● **What the exercise asks**
Each entry below must be repeated word for word.

● **Exercise material**
┏━━
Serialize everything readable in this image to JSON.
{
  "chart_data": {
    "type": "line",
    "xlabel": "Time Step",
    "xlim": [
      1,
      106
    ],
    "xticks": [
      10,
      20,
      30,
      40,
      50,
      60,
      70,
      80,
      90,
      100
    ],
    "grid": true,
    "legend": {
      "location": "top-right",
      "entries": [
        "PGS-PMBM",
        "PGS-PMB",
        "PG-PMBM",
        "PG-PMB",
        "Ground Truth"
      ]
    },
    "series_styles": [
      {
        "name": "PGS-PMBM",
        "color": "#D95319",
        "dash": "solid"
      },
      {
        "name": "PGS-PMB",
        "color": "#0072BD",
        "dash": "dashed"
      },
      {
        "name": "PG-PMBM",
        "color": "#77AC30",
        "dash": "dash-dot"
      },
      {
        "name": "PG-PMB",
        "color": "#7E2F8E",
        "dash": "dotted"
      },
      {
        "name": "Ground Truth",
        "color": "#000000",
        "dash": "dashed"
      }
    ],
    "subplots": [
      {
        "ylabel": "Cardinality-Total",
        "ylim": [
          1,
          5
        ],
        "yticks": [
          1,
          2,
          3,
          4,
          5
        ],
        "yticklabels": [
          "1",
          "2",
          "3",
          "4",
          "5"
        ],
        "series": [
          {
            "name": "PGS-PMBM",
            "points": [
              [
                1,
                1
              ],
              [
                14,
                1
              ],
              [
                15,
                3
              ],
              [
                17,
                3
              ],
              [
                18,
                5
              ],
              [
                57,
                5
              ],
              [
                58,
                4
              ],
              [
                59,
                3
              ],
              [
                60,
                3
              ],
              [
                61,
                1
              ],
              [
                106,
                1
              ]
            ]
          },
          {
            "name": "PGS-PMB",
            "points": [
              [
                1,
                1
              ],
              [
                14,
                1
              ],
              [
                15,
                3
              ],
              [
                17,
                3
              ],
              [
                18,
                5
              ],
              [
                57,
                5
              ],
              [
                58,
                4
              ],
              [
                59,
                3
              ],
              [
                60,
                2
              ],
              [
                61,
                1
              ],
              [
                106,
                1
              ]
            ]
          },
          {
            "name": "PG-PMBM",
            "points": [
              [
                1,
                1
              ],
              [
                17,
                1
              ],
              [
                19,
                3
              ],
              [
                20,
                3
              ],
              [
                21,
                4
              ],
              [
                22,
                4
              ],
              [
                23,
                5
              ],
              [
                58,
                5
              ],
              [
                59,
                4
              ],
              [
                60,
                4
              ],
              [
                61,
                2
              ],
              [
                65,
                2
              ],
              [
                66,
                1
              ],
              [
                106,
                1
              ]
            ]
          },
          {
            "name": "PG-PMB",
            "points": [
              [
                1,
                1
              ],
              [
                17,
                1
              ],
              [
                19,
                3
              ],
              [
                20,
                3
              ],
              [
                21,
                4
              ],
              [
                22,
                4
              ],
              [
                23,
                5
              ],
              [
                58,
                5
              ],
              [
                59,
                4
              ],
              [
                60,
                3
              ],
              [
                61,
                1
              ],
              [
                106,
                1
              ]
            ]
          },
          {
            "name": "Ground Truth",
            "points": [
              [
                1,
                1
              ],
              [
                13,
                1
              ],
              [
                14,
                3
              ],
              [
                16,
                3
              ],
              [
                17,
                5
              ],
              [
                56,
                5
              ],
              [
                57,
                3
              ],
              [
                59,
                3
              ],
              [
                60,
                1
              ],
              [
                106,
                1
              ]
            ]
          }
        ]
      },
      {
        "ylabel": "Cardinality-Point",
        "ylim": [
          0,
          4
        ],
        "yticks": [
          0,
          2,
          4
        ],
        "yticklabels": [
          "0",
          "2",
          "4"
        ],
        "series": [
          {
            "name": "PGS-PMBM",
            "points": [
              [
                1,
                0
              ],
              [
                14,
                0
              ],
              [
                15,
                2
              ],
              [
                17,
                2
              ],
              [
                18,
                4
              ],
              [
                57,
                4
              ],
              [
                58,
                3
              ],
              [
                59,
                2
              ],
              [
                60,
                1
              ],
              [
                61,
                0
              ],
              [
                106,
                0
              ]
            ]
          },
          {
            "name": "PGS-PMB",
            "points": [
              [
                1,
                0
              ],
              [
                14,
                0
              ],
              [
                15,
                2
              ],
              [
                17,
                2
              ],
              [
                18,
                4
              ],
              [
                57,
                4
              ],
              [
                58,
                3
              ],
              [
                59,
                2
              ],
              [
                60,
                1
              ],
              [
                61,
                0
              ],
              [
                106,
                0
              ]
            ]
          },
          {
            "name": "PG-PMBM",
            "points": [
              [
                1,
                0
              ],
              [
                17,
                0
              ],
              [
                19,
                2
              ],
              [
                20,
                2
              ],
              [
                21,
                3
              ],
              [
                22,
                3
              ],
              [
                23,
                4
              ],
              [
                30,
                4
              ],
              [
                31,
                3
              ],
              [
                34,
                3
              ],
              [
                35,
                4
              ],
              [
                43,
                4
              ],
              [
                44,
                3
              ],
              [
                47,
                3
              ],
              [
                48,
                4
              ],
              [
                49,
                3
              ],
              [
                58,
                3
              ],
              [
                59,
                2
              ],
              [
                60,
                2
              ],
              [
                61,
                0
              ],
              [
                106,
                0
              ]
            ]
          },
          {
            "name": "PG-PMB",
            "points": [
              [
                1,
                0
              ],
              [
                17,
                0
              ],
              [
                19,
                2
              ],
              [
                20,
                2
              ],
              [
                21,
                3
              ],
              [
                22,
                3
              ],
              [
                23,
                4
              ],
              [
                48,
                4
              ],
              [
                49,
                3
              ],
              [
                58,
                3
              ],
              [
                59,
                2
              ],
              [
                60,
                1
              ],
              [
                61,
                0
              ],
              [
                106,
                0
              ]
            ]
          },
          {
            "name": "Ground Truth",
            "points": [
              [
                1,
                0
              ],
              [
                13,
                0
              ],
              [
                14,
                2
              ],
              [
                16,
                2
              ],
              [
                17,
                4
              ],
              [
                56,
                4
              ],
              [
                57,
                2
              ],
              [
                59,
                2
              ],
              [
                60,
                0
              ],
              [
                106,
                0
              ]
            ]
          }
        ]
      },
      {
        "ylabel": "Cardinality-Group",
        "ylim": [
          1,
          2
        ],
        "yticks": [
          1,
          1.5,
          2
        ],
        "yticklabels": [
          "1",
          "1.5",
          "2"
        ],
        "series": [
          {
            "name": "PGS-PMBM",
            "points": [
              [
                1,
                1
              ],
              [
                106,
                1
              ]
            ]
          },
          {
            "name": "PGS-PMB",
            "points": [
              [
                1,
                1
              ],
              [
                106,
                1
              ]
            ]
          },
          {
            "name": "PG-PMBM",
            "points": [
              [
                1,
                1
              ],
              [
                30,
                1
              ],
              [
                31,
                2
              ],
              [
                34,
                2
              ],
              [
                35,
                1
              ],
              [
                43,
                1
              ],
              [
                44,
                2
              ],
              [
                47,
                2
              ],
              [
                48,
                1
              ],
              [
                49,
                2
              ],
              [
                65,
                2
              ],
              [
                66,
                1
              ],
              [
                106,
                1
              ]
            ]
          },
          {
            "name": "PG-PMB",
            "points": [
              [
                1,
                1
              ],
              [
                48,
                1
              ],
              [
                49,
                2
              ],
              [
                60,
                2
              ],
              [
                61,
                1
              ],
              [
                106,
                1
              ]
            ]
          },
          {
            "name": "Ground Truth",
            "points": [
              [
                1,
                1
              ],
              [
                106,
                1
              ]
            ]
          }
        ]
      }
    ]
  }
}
┗━━
● **Output below**
Serialize everything readable in this image to JSON.
{
  "chart_data": {
    "type": "line",
    "xlabel": "Time Step",
    "xlim": [
      1,
      106
    ],
    "xticks": [
      10,
      20,
      30,
      40,
      50,
      60,
      70,
      80,
      90,
      100
    ],
    "grid": true,
    "legend": {
      "location": "top-right",
      "entries": [
        "PGS-PMBM",
        "PGS-PMB",
        "PG-PMBM",
        "PG-PMB",
        "Ground Truth"
      ]
    },
    "series_styles": [
      {
        "name": "PGS-PMBM",
        "color": "#D95319",
        "dash": "solid"
      },
      {
        "name": "PGS-PMB",
        "color": "#0072BD",
        "dash": "dashed"
      },
      {
        "name": "PG-PMBM",
        "color": "#77AC30",
        "dash": "dash-dot"
      },
      {
        "name": "PG-PMB",
        "color": "#7E2F8E",
        "dash": "dotted"
      },
      {
        "name": "Ground Truth",
        "color": "#000000",
        "dash": "dashed"
      }
    ],
    "subplots": [
      {
        "ylabel": "Cardinality-Total",
        "ylim": [
          1,
          5
        ],
        "yticks": [
          1,
          2,
          3,
          4,
          5
        ],
        "yticklabels": [
          "1",
          "2",
          "3",
          "4",
          "5"
        ],
        "series": [
          {
            "name": "PGS-PMBM",
            "points": [
              [
                1,
                1
              ],
              [
                14,
                1
              ],
              [
                15,
                3
              ],
              [
                17,
                3
              ],
              [
                18,
                5
              ],
              [
                57,
                5
              ],
              [
                58,
                4
              ],
              [
                59,
                3
              ],
              [
                60,
                3
              ],
              [
                61,
                1
              ],
              [
                106,
                1
              ]
            ]
          },
          {
            "name": "PGS-PMB",
            "points": [
              [
                1,
                1
              ],
              [
                14,
                1
              ],
              [
                15,
                3
              ],
              [
                17,
                3
              ],
              [
                18,
                5
              ],
              [
                57,
                5
              ],
              [
                58,
                4
              ],
              [
                59,
                3
              ],
              [
                60,
                2
              ],
              [
                61,
                1
              ],
              [
                106,
                1
              ]
            ]
          },
          {
            "name": "PG-PMBM",
            "points": [
              [
                1,
                1
              ],
              [
                17,
                1
              ],
              [
                19,
                3
              ],
              [
                20,
                3
              ],
              [
                21,
                4
              ],
              [
                22,
                4
              ],
              [
                23,
                5
              ],
              [
                58,
                5
              ],
              [
                59,
                4
              ],
              [
                60,
                4
              ],
              [
                61,
                2
              ],
              [
                65,
                2
              ],
              [
                66,
                1
              ],
              [
                106,
                1
              ]
            ]
          },
          {
            "name": "PG-PMB",
            "points": [
              [
                1,
                1
              ],
              [
                17,
                1
              ],
              [
                19,
                3
              ],
              [
                20,
                3
              ],
              [
                21,
                4
              ],
              [
                22,
                4
              ],
              [
                23,
                5
              ],
              [
                58,
                5
              ],
              [
                59,
                4
              ],
              [
                60,
                3
              ],
              [
                61,
                1
              ],
              [
                106,
                1
              ]
            ]
          },
          {
            "name": "Ground Truth",
            "points": [
              [
                1,
                1
              ],
              [
                13,
                1
              ],
              [
                14,
                3
              ],
              [
                16,
                3
              ],
              [
                17,
                5
              ],
              [
                56,
                5
              ],
              [
                57,
                3
              ],
              [
                59,
                3
              ],
              [
                60,
                1
              ],
              [
                106,
                1
              ]
            ]
          }
        ]
      },
      {
        "ylabel": "Cardinality-Point",
        "ylim": [
          0,
          4
        ],
        "yticks": [
          0,
          2,
          4
        ],
        "yticklabels": [
          "0",
          "2",
          "4"
        ],
        "series": [
          {
            "name": "PGS-PMBM",
            "points": [
              [
                1,
                0
              ],
              [
                14,
                0
              ],
              [
                15,
                2
              ],
              [
                17,
                2
              ],
              [
                18,
                4
              ],
              [
                57,
                4
              ],
              [
                58,
                3
              ],
              [
                59,
                2
              ],
              [
                60,
                1
              ],
              [
                61,
                0
              ],
              [
                106,
                0
              ]
            ]
          },
          {
            "name": "PGS-PMB",
            "points": [
              [
                1,
                0
              ],
              [
                14,
                0
              ],
              [
                15,
                2
              ],
              [
                17,
                2
              ],
              [
                18,
                4
              ],
              [
                57,
                4
              ],
              [
                58,
                3
              ],
              [
                59,
                2
              ],
              [
                60,
                1
              ],
              [
                61,
                0
              ],
              [
                106,
                0
              ]
            ]
          },
          {
            "name": "PG-PMBM",
            "points": [
              [
                1,
                0
              ],
              [
                17,
                0
              ],
              [
                19,
                2
              ],
              [
                20,
                2
              ],
              [
                21,
                3
              ],
              [
                22,
                3
              ],
              [
                23,
                4
              ],
              [
                30,
                4
              ],
              [
                31,
                3
              ],
              [
                34,
                3
              ],
              [
                35,
                4
              ],
              [
                43,
                4
              ],
              [
                44,
                3
              ],
              [
                47,
                3
              ],
              [
                48,
                4
              ],
              [
                49,
                3
              ],
              [
                58,
                3
              ],
              [
                59,
                2
              ],
              [
                60,
                2
              ],
              [
                61,
                0
              ],
              [
                106,
                0
              ]
            ]
          },
          {
            "name": "PG-PMB",
            "points": [
              [
                1,
                0
              ],
              [
                17,
                0
              ],
              [
                19,
                2
              ],
              [
                20,
                2
              ],
              [
                21,
                3
              ],
              [
                22,
                3
              ],
              [
                23,
                4
              ],
              [
                48,
                4
              ],
              [
                49,
                3
              ],
              [
                58,
                3
              ],
              [
                59,
                2
              ],
              [
                60,
                1
              ],
              [
                61,
                0
              ],
              [
                106,
                0
              ]
            ]
          },
          {
            "name": "Ground Truth",
            "points": [
              [
                1,
                0
              ],
              [
                13,
                0
              ],
              [
                14,
                2
              ],
              [
                16,
                2
              ],
              [
                17,
                4
              ],
              [
                56,
                4
              ],
              [
                57,
                2
              ],
              [
                59,
                2
              ],
              [
                60,
                0
              ],
              [
                106,
                0
              ]
            ]
          }
        ]
      },
      {
        "ylabel": "Cardinality-Group",
        "ylim": [
          1,
          2
        ],
        "yticks": [
          1,
          1.5,
          2
        ],
        "yticklabels": [
          "1",
          "1.5",
          "2"
        ],
        "series": [
          {
            "name": "PGS-PMBM",
            "points": [
              [
                1,
                1
              ],
              [
                106,
                1
              ]
            ]
          },
          {
            "name": "PGS-PMB",
            "points": [
              [
                1,
                1
              ],
              [
                106,
                1
              ]
            ]
          },
          {
            "name": "PG-PMBM",
            "points": [
              [
                1,
                1
              ],
              [
                30,
                1
              ],
              [
                31,
                2
              ],
              [
                34,
                2
              ],
              [
                35,
                1
              ],
              [
                43,
                1
              ],
              [
                44,
                2
              ],
              [
                47,
                2
              ],
              [
                48,
                1
              ],
              [
                49,
                2
              ],
              [
                65,
                2
              ],
              [
                66,
                1
              ],
              [
                106,
                1
              ]
            ]
          },
          {
            "name": "PG-PMB",
            "points": [
              [
                1,
                1
              ],
              [
                48,
                1
              ],
              [
                49,
                2
              ],
              [
                60,
                2
              ],
              [
                61,
                1
              ],
              [
                106,
                1
              ]
            ]
          },
          {
            "name": "Ground Truth",
            "points": [
              [
                1,
                1
              ],
              [
                106,
                1
              ]
            ]
          }
        ]
      }
    ]
  }
}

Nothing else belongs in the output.